● **Supplied material**
╔══

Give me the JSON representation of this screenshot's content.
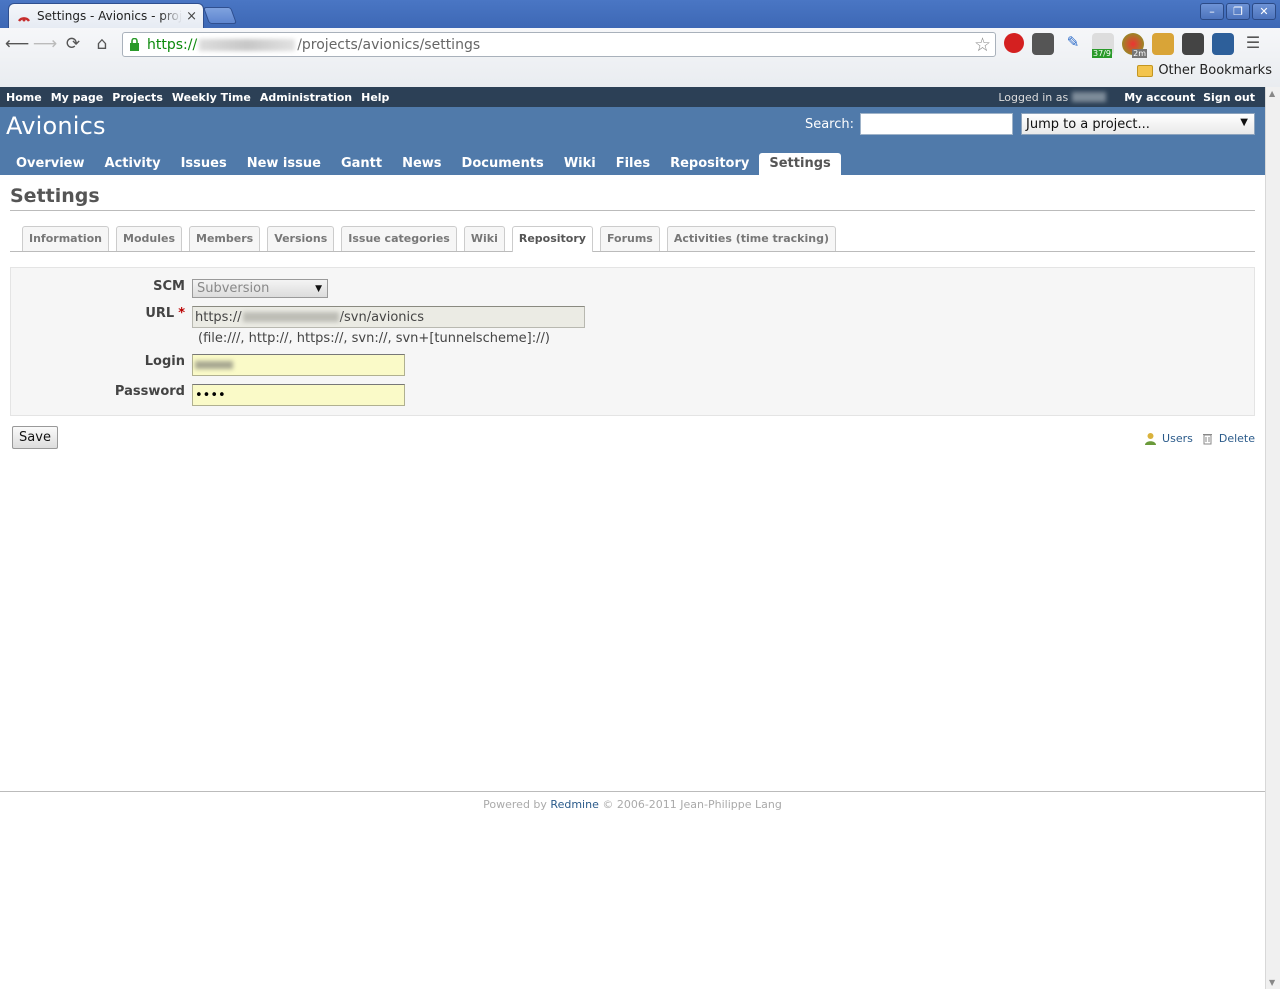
{
  "browser": {
    "tab_title": "Settings - Avionics - project",
    "tab_close": "×",
    "window_buttons": [
      "–",
      "❐",
      "✕"
    ],
    "url_scheme": "https://",
    "url_path": "/projects/avionics/settings",
    "bookmarks_folder": "Other Bookmarks",
    "ext_badges": [
      "37/9",
      "2m"
    ]
  },
  "top_menu": {
    "items": [
      "Home",
      "My page",
      "Projects",
      "Weekly Time",
      "Administration",
      "Help"
    ],
    "logged_in_as": "Logged in as",
    "my_account": "My account",
    "sign_out": "Sign out"
  },
  "header": {
    "project_title": "Avionics",
    "search_label": "Search:",
    "jump_label": "Jump to a project...",
    "jump_arrow": "▼"
  },
  "main_menu": {
    "items": [
      "Overview",
      "Activity",
      "Issues",
      "New issue",
      "Gantt",
      "News",
      "Documents",
      "Wiki",
      "Files",
      "Repository",
      "Settings"
    ],
    "selected": "Settings"
  },
  "content": {
    "heading": "Settings",
    "tabs": [
      "Information",
      "Modules",
      "Members",
      "Versions",
      "Issue categories",
      "Wiki",
      "Repository",
      "Forums",
      "Activities (time tracking)"
    ],
    "selected_tab": "Repository"
  },
  "form": {
    "scm_label": "SCM",
    "scm_value": "Subversion",
    "url_label": "URL",
    "required_mark": "*",
    "url_prefix": "https://",
    "url_suffix": "/svn/avionics",
    "url_hint": "(file:///, http://, https://, svn://, svn+[tunnelscheme]://)",
    "login_label": "Login",
    "password_label": "Password",
    "password_value": "••••",
    "save_label": "Save"
  },
  "contextual": {
    "users_label": "Users",
    "delete_label": "Delete"
  },
  "footer": {
    "powered_by": "Powered by",
    "redmine": "Redmine",
    "copyright": "© 2006-2011 Jean-Philippe Lang"
  }
}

╚══

● **Instructions to follow**
Return each line of the data, keeping its wording exact and omitting pictures.

● **Answer to the exercise**
Give me the JSON representation of this screenshot's content.
{
  "browser": {
    "tab_title": "Settings - Avionics - project",
    "tab_close": "×",
    "window_buttons": [
      "–",
      "❐",
      "✕"
    ],
    "url_scheme": "https://",
    "url_path": "/projects/avionics/settings",
    "bookmarks_folder": "Other Bookmarks",
    "ext_badges": [
      "37/9",
      "2m"
    ]
  },
  "top_menu": {
    "items": [
      "Home",
      "My page",
      "Projects",
      "Weekly Time",
      "Administration",
      "Help"
    ],
    "logged_in_as": "Logged in as",
    "my_account": "My account",
    "sign_out": "Sign out"
  },
  "header": {
    "project_title": "Avionics",
    "search_label": "Search:",
    "jump_label": "Jump to a project...",
    "jump_arrow": "▼"
  },
  "main_menu": {
    "items": [
      "Overview",
      "Activity",
      "Issues",
      "New issue",
      "Gantt",
      "News",
      "Documents",
      "Wiki",
      "Files",
      "Repository",
      "Settings"
    ],
    "selected": "Settings"
  },
  "content": {
    "heading": "Settings",
    "tabs": [
      "Information",
      "Modules",
      "Members",
      "Versions",
      "Issue categories",
      "Wiki",
      "Repository",
      "Forums",
      "Activities (time tracking)"
    ],
    "selected_tab": "Repository"
  },
  "form": {
    "scm_label": "SCM",
    "scm_value": "Subversion",
    "url_label": "URL",
    "required_mark": "*",
    "url_prefix": "https://",
    "url_suffix": "/svn/avionics",
    "url_hint": "(file:///, http://, https://, svn://, svn+[tunnelscheme]://)",
    "login_label": "Login",
    "password_label": "Password",
    "password_value": "••••",
    "save_label": "Save"
  },
  "contextual": {
    "users_label": "Users",
    "delete_label": "Delete"
  },
  "footer": {
    "powered_by": "Powered by",
    "redmine": "Redmine",
    "copyright": "© 2006-2011 Jean-Philippe Lang"
  }
}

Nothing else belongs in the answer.